» **Directions for this task**: Return the material word for word. Do not include the pictures.

(Collected data entries)
__________
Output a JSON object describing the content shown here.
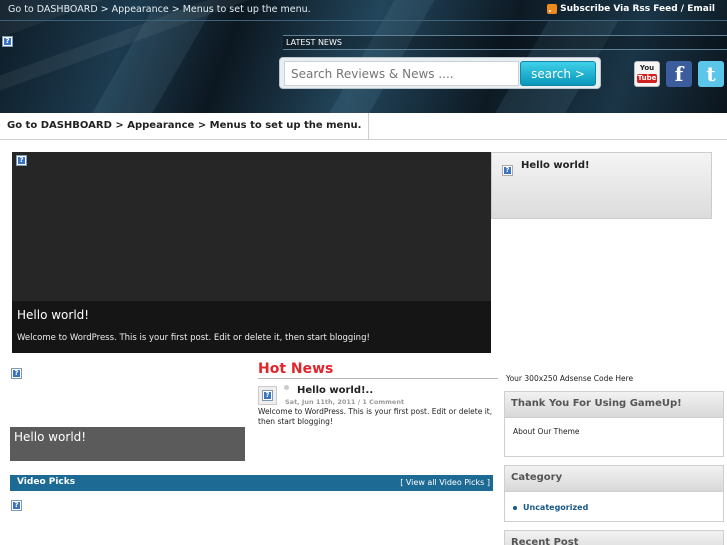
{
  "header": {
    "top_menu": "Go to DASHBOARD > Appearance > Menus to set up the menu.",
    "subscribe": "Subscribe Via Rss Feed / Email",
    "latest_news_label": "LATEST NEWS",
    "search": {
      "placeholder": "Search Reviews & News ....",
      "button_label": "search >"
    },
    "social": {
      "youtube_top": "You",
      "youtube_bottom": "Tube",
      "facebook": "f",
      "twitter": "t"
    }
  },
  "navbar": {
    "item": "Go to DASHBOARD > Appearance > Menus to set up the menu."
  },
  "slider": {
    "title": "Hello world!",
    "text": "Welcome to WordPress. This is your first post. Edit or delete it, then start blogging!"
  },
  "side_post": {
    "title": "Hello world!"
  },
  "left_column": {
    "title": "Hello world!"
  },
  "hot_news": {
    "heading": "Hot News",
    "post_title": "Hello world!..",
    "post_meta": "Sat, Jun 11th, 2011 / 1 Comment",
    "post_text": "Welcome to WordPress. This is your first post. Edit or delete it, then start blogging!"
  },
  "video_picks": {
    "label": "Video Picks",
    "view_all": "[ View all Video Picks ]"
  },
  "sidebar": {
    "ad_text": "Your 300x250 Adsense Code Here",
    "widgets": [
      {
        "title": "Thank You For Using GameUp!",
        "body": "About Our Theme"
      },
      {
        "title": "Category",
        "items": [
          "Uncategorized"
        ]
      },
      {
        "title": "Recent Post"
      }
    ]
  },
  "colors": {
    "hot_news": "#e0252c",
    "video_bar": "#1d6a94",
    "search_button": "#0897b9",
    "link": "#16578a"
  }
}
__________
» **The completed task**:
Output a JSON object describing the content shown here.
{
  "header": {
    "top_menu": "Go to DASHBOARD > Appearance > Menus to set up the menu.",
    "subscribe": "Subscribe Via Rss Feed / Email",
    "latest_news_label": "LATEST NEWS",
    "search": {
      "placeholder": "Search Reviews & News ....",
      "button_label": "search >"
    },
    "social": {
      "youtube_top": "You",
      "youtube_bottom": "Tube",
      "facebook": "f",
      "twitter": "t"
    }
  },
  "navbar": {
    "item": "Go to DASHBOARD > Appearance > Menus to set up the menu."
  },
  "slider": {
    "title": "Hello world!",
    "text": "Welcome to WordPress. This is your first post. Edit or delete it, then start blogging!"
  },
  "side_post": {
    "title": "Hello world!"
  },
  "left_column": {
    "title": "Hello world!"
  },
  "hot_news": {
    "heading": "Hot News",
    "post_title": "Hello world!..",
    "post_meta": "Sat, Jun 11th, 2011 / 1 Comment",
    "post_text": "Welcome to WordPress. This is your first post. Edit or delete it, then start blogging!"
  },
  "video_picks": {
    "label": "Video Picks",
    "view_all": "[ View all Video Picks ]"
  },
  "sidebar": {
    "ad_text": "Your 300x250 Adsense Code Here",
    "widgets": [
      {
        "title": "Thank You For Using GameUp!",
        "body": "About Our Theme"
      },
      {
        "title": "Category",
        "items": [
          "Uncategorized"
        ]
      },
      {
        "title": "Recent Post"
      }
    ]
  },
  "colors": {
    "hot_news": "#e0252c",
    "video_bar": "#1d6a94",
    "search_button": "#0897b9",
    "link": "#16578a"
  }
}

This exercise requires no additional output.